Passage shown:
—————
Route information
- Length: 37 mi (60 km)
- History: Designated in 2006 Completion in 2016 (Expected)

Major junctions
- South end: Mariakani
- Kaloleni
- North end: Mavueni

Location
- Country: Kenya

Highway system
- Transport in Kenya;

= Mariakani–Kaloleni–Mavueni Road =

Road in Kenya

Mariakani–Kaloleni–Mavueni Road is a road in Kenya, connecting the towns of Mariakani to Kaloleni and Mavueni, all in Kilifi County, Kenya.

==Location==
The road starts at Mariakani, on the Nairobi–Mombasa Highway, approximately 34 km northwest of Mombasa. From Mariakani, the road takes a northeasterly direction through Kaloleni to end at Mavueni, having a total distance of approximately 60 km.

==Overview==
This road, is an important transport corridor for farmers, tourists and investors. It forms an alternative entry into Tsavo National Park for tourists from Kenya's north coast. It is classified as a Class C Road by the Kenya National Highway Authority. The road is prone to flooding during the rainy season.
—————
Given material:
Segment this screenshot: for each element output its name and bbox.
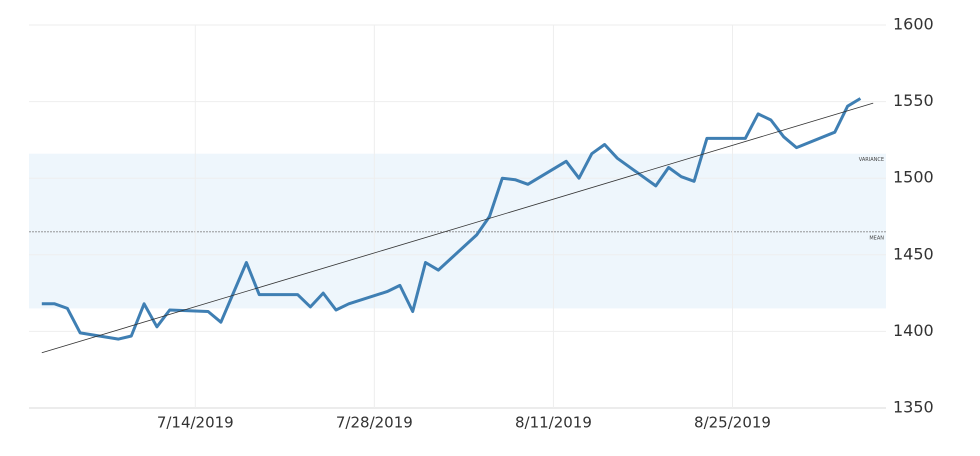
—————
Directions:
1. In the road article, where does the road start relative to Mombasa?
2. Repeat the road article from "Mariakani–Kaloleni–Mavueni Road is" to "the rainy season.".
3. Based on the road article, answer yes or no to each statement and quote the deciding words: (a) The road is classified as a Class B Road. (b) The road is prone to flooding during the rainy season. (c) Mariakani, Kaloleni and Mavueni are all in Kilifi County.
The material has no connection to the road article.

Responses:
1. It starts at Mariakani, approximately 34 km northwest of Mombasa.

2.
Mariakani–Kaloleni–Mavueni Road is a road in Kenya, connecting the towns of Mariakani to Kaloleni and Mavueni, all in Kilifi County, Kenya.

==Location==
The road starts at Mariakani, on the Nairobi–Mombasa Highway, approximately 34 km northwest of Mombasa. From Mariakani, the road takes a northeasterly direction through Kaloleni to end at Mavueni, having a total distance of approximately 60 km.

==Overview==
This road, is an important transport corridor for farmers, tourists and investors. It forms an alternative entry into Tsavo National Park for tourists from Kenya's north coast. It is classified as a Class C Road by the Kenya National Highway Authority. The road is prone to flooding during the rainy season.

3.
(a) No: "It is classified as a Class C Road by the Kenya National Highway Authority."
(b) Yes: "The road is prone to flooding during the rainy season."
(c) Yes: "all in Kilifi County, Kenya"